[TASK DETAILS]
Write the entries out again exactly as they stand, but without the pictures.

[DATA FOR THIS EXERCISE]
**********

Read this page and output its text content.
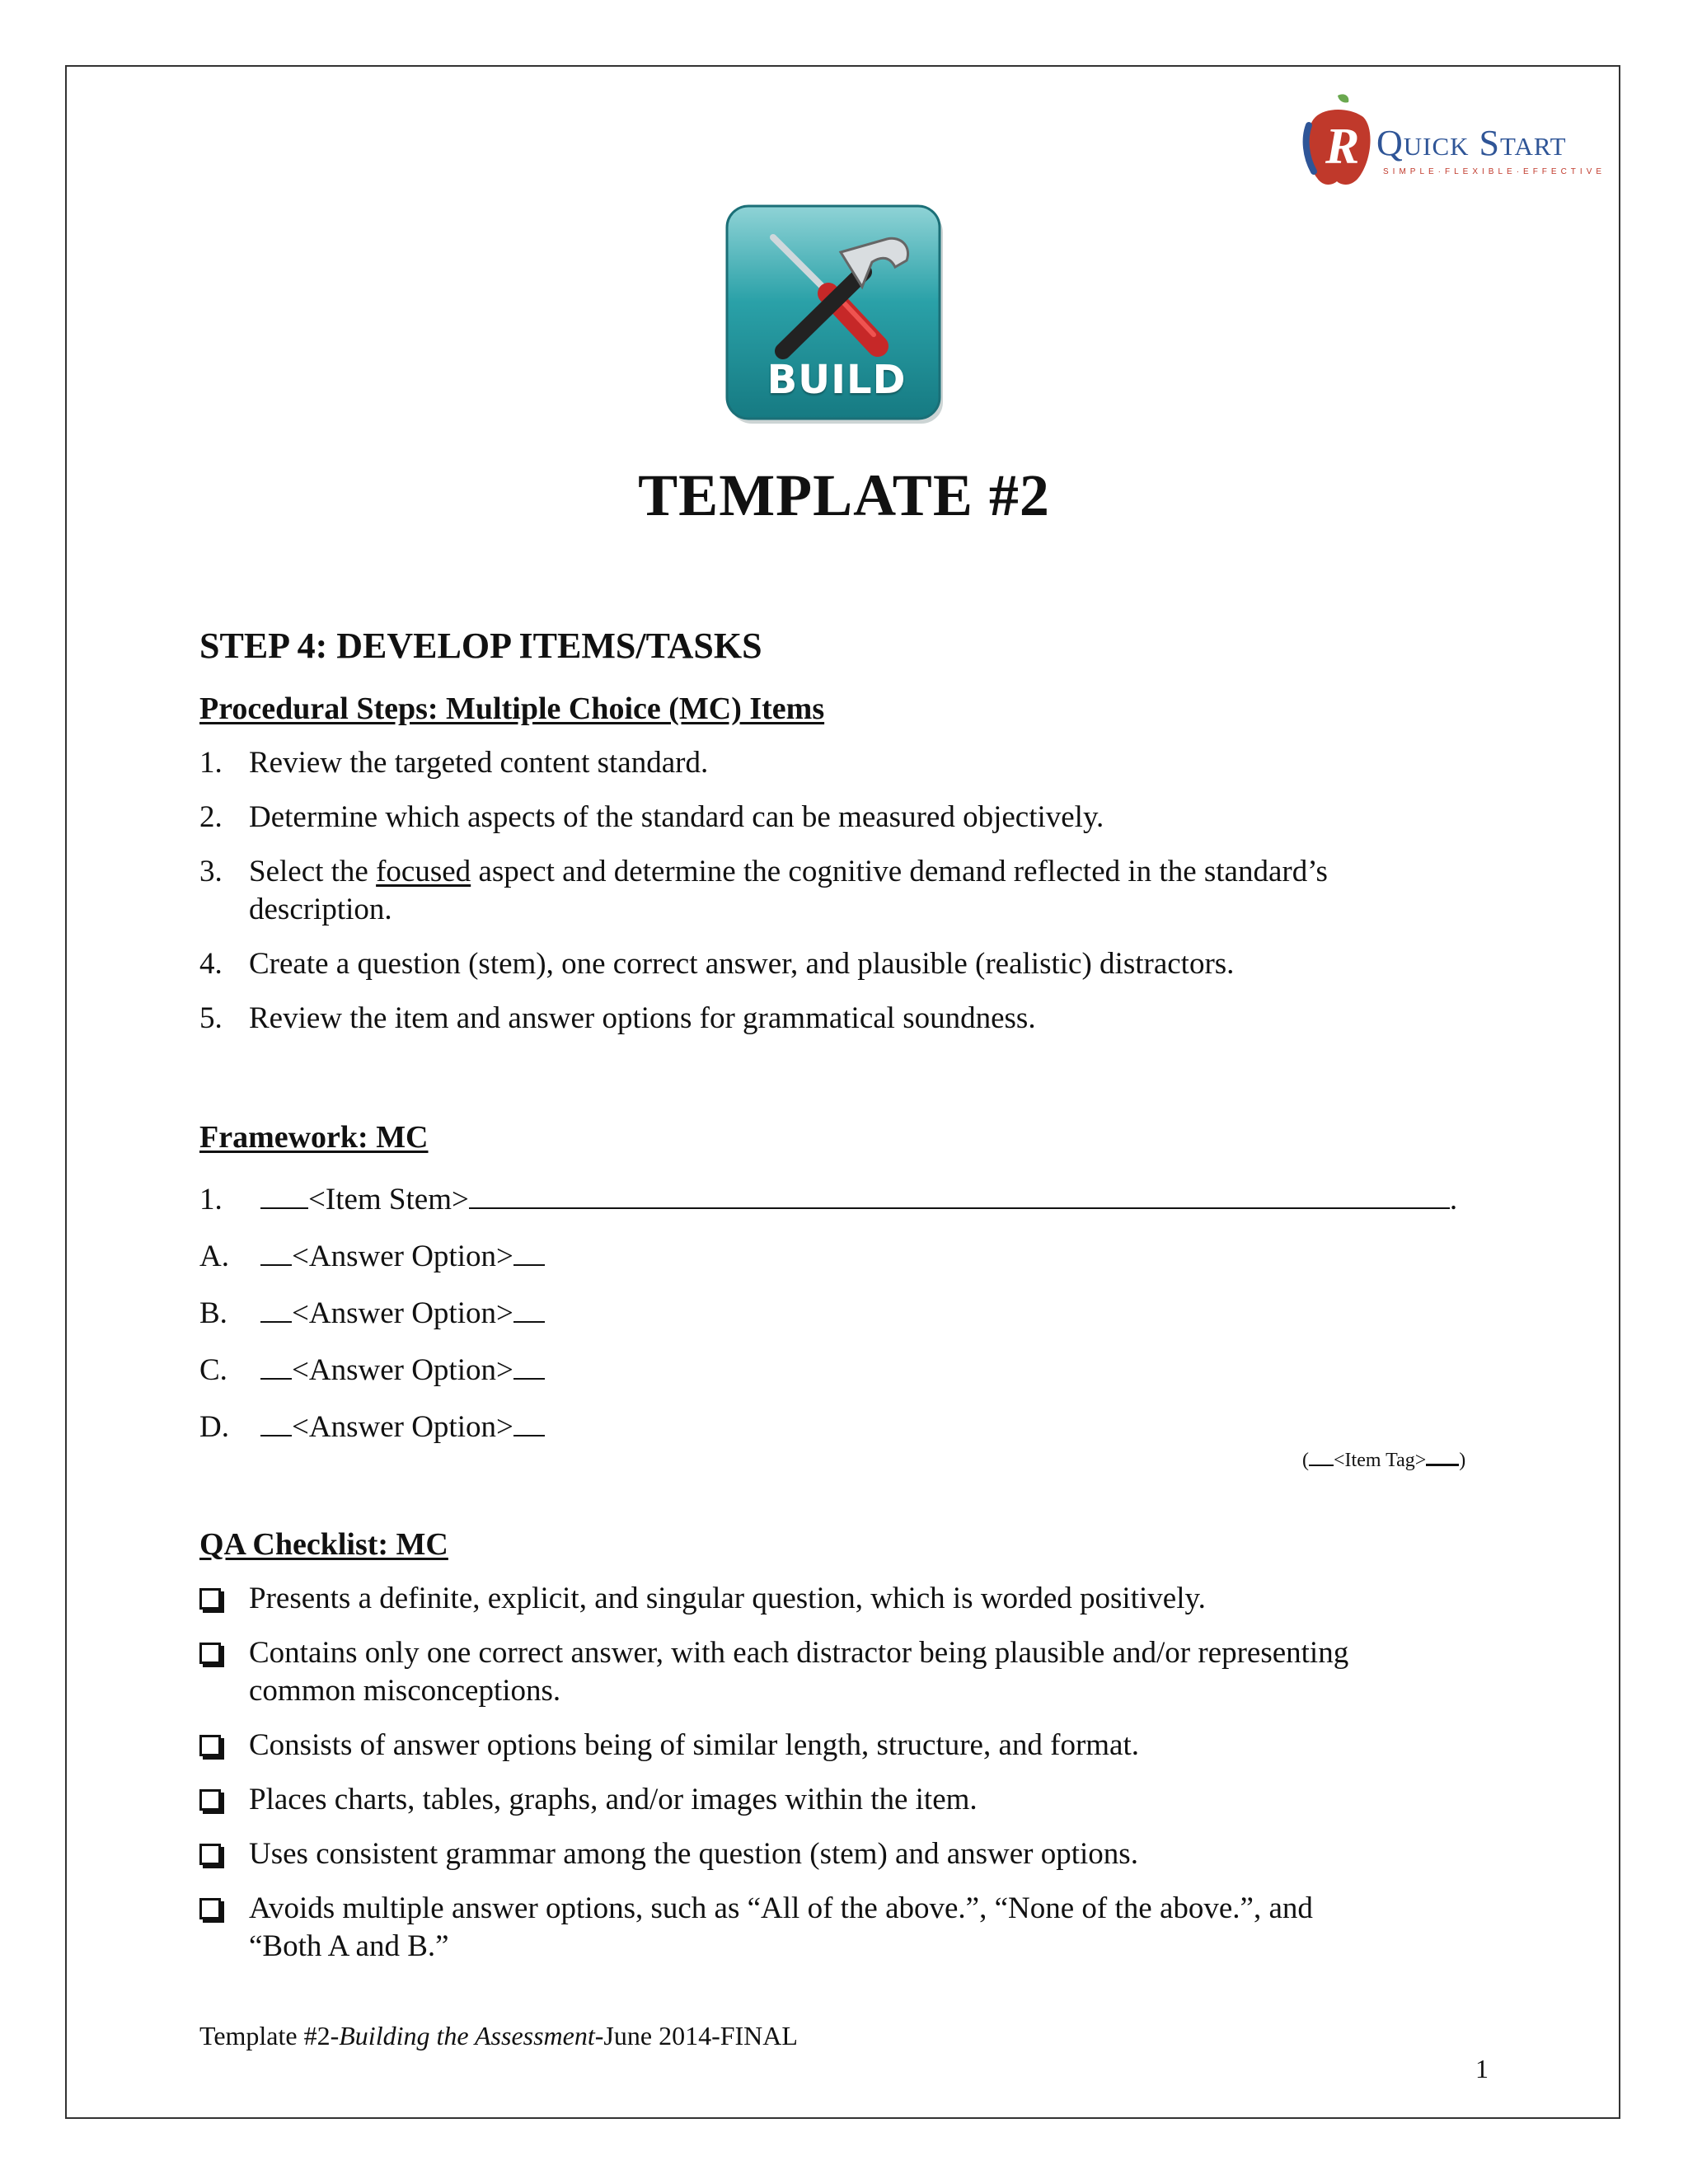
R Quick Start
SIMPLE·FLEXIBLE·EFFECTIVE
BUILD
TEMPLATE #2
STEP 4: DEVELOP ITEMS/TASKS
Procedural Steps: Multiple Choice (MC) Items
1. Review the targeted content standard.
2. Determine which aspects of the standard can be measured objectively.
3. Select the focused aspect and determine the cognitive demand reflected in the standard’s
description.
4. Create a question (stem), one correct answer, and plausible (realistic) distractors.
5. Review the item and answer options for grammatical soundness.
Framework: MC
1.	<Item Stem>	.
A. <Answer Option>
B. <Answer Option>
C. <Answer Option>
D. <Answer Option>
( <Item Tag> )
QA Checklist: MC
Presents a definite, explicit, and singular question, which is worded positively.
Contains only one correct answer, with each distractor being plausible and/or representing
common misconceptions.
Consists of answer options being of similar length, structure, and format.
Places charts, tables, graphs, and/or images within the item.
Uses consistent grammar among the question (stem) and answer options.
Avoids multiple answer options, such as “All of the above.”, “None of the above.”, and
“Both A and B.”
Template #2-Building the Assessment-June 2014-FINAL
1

**********

[THE COMPLETED TASK]
Read this page and output its text content.
R Quick Start
SIMPLE·FLEXIBLE·EFFECTIVE
BUILD
TEMPLATE #2
STEP 4: DEVELOP ITEMS/TASKS
Procedural Steps: Multiple Choice (MC) Items
1. Review the targeted content standard.
2. Determine which aspects of the standard can be measured objectively.
3. Select the focused aspect and determine the cognitive demand reflected in the standard’s
description.
4. Create a question (stem), one correct answer, and plausible (realistic) distractors.
5. Review the item and answer options for grammatical soundness.
Framework: MC
1.	<Item Stem>	.
A. <Answer Option>
B. <Answer Option>
C. <Answer Option>
D. <Answer Option>
( <Item Tag> )
QA Checklist: MC
Presents a definite, explicit, and singular question, which is worded positively.
Contains only one correct answer, with each distractor being plausible and/or representing
common misconceptions.
Consists of answer options being of similar length, structure, and format.
Places charts, tables, graphs, and/or images within the item.
Uses consistent grammar among the question (stem) and answer options.
Avoids multiple answer options, such as “All of the above.”, “None of the above.”, and
“Both A and B.”
Template #2-Building the Assessment-June 2014-FINAL
1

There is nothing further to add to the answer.